* [Stated exercise]:
Copy all entries without alteration and skip the pictures they hold.
··· Supplied records
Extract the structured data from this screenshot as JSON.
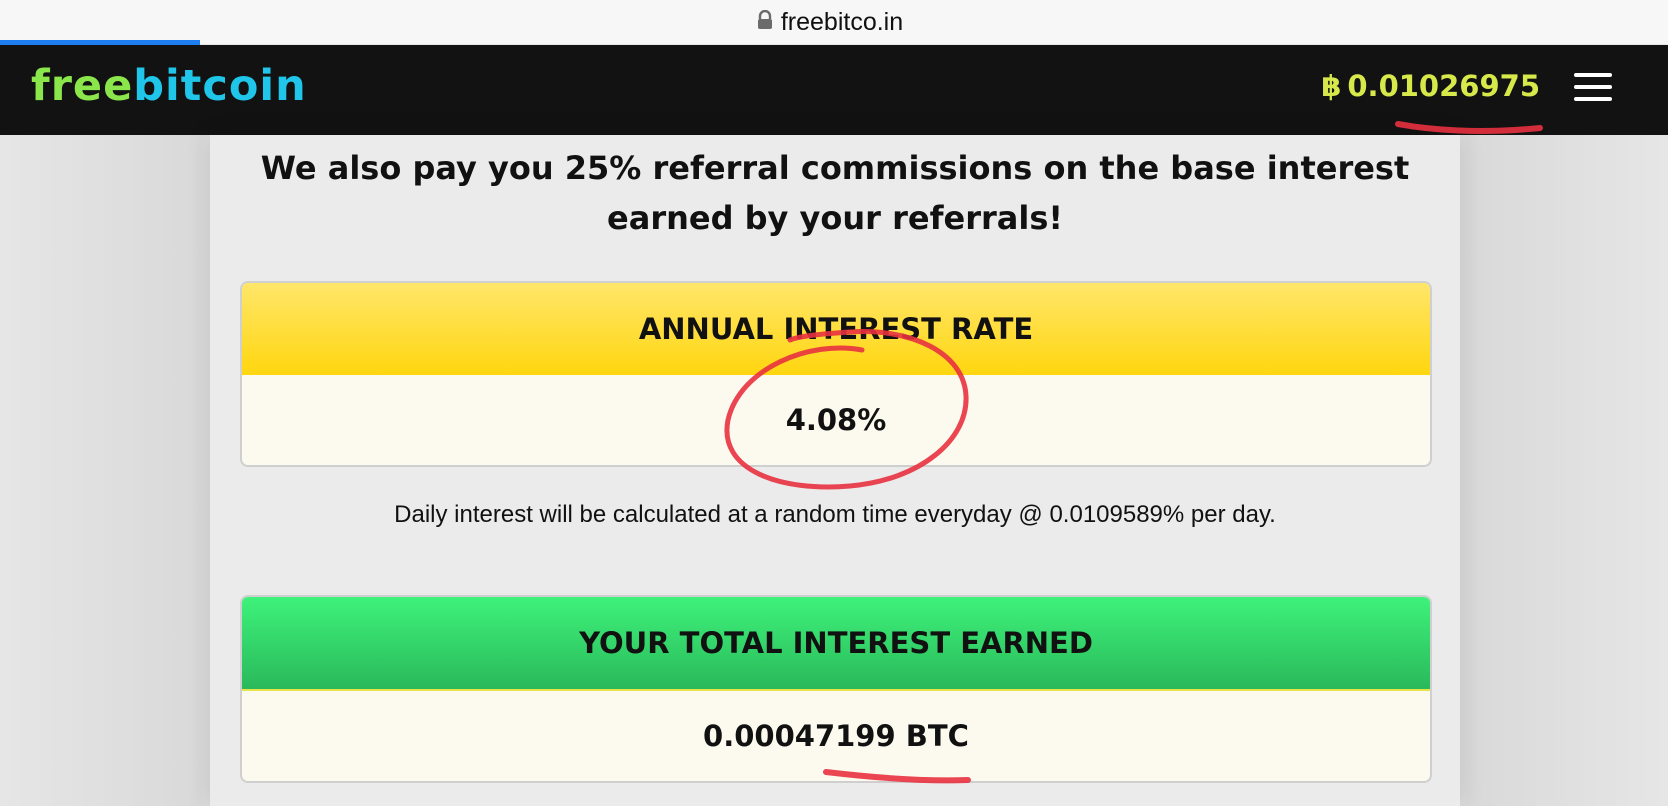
{
  "browser": {
    "url": "freebitco.in",
    "lock_icon": "lock-icon"
  },
  "header": {
    "logo_part1": "free",
    "logo_part2": "bitcoin",
    "balance_symbol": "฿",
    "balance_value": "0.01026975",
    "menu_icon": "hamburger-menu-icon"
  },
  "main": {
    "headline": "We also pay you 25% referral commissions on the base interest earned by your referrals!",
    "annual_rate_title": "ANNUAL INTEREST RATE",
    "annual_rate_value": "4.08%",
    "daily_note": "Daily interest will be calculated at a random time everyday @ 0.0109589% per day.",
    "total_interest_title": "YOUR TOTAL INTEREST EARNED",
    "total_interest_value": "0.00047199 BTC"
  },
  "colors": {
    "header_bg": "#121212",
    "logo_free": "#8ae64b",
    "logo_bitcoin": "#1fc6ea",
    "balance": "#d6e84a",
    "yellow_head": "#ffd60f",
    "green_head": "#2ab95b",
    "annotation_red": "#e8313f"
  }
}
······
* [Output of the exercise]:
Extract the structured data from this screenshot as JSON.
{
  "browser": {
    "url": "freebitco.in",
    "lock_icon": "lock-icon"
  },
  "header": {
    "logo_part1": "free",
    "logo_part2": "bitcoin",
    "balance_symbol": "฿",
    "balance_value": "0.01026975",
    "menu_icon": "hamburger-menu-icon"
  },
  "main": {
    "headline": "We also pay you 25% referral commissions on the base interest earned by your referrals!",
    "annual_rate_title": "ANNUAL INTEREST RATE",
    "annual_rate_value": "4.08%",
    "daily_note": "Daily interest will be calculated at a random time everyday @ 0.0109589% per day.",
    "total_interest_title": "YOUR TOTAL INTEREST EARNED",
    "total_interest_value": "0.00047199 BTC"
  },
  "colors": {
    "header_bg": "#121212",
    "logo_free": "#8ae64b",
    "logo_bitcoin": "#1fc6ea",
    "balance": "#d6e84a",
    "yellow_head": "#ffd60f",
    "green_head": "#2ab95b",
    "annotation_red": "#e8313f"
  }
}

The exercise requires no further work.